— Start —

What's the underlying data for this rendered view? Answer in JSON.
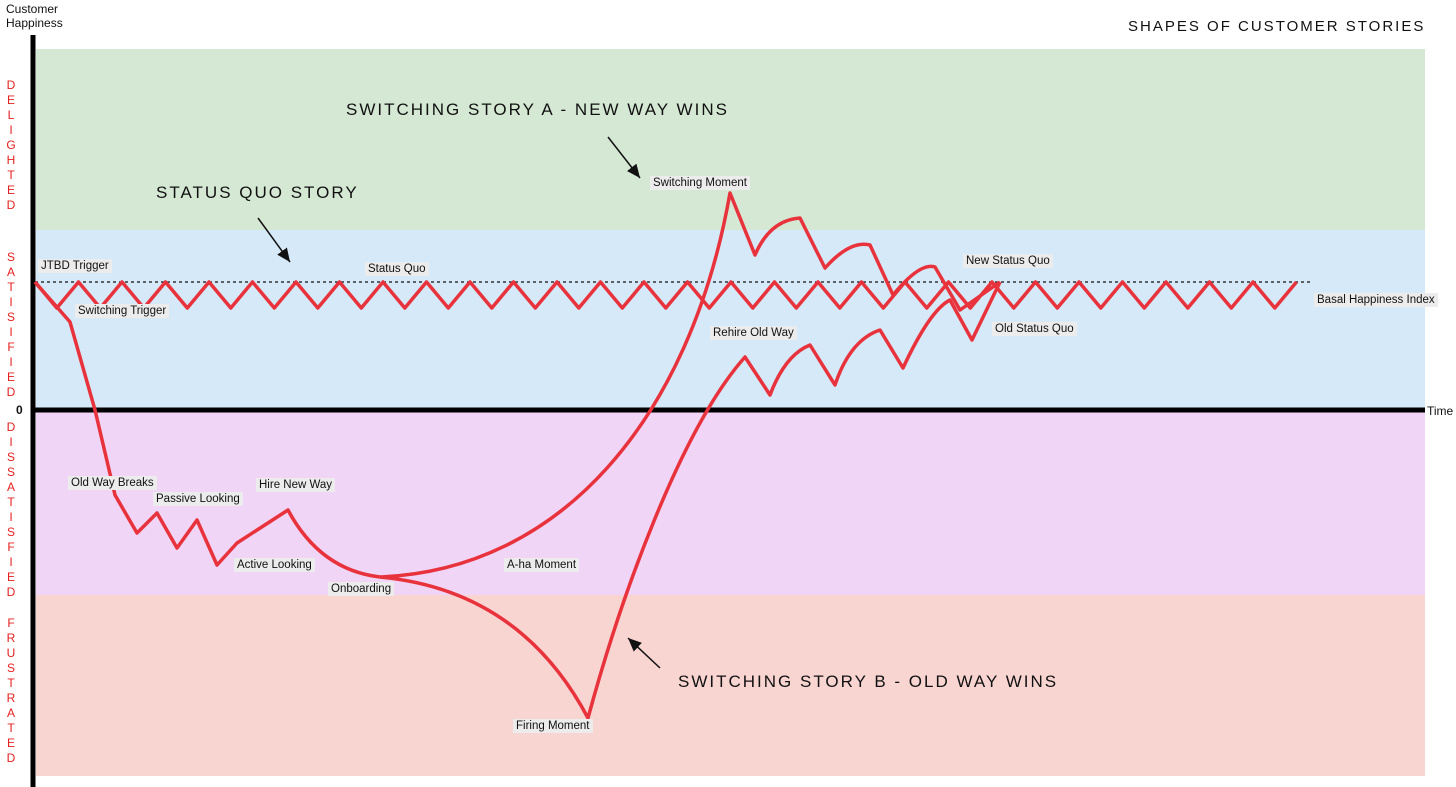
{
  "header": {
    "y_axis_label": "Customer Happiness",
    "title": "SHAPES OF CUSTOMER STORIES"
  },
  "zones": [
    "DELIGHTED",
    "SATISIFIED",
    "DISSATISFIED",
    "FRUSTRATED"
  ],
  "axis": {
    "origin": "0",
    "x_label": "Time"
  },
  "stories": [
    "STATUS QUO STORY",
    "SWITCHING STORY A - NEW WAY WINS",
    "SWITCHING STORY B - OLD WAY WINS"
  ],
  "points": [
    "JTBD Trigger",
    "Switching Trigger",
    "Status Quo",
    "Switching Moment",
    "New Status Quo",
    "Basal Happiness Index",
    "Rehire Old Way",
    "Old Status Quo",
    "Old Way Breaks",
    "Passive Looking",
    "Hire New Way",
    "Active Looking",
    "Onboarding",
    "A-ha Moment",
    "Firing Moment"
  ]
}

— End —

[DIRECTIVE] Extract all lines from the material above that include the word "WINS".

[THE COMPLETED TASK]
    "SWITCHING STORY A - NEW WAY WINS",
    "SWITCHING STORY B - OLD WAY WINS"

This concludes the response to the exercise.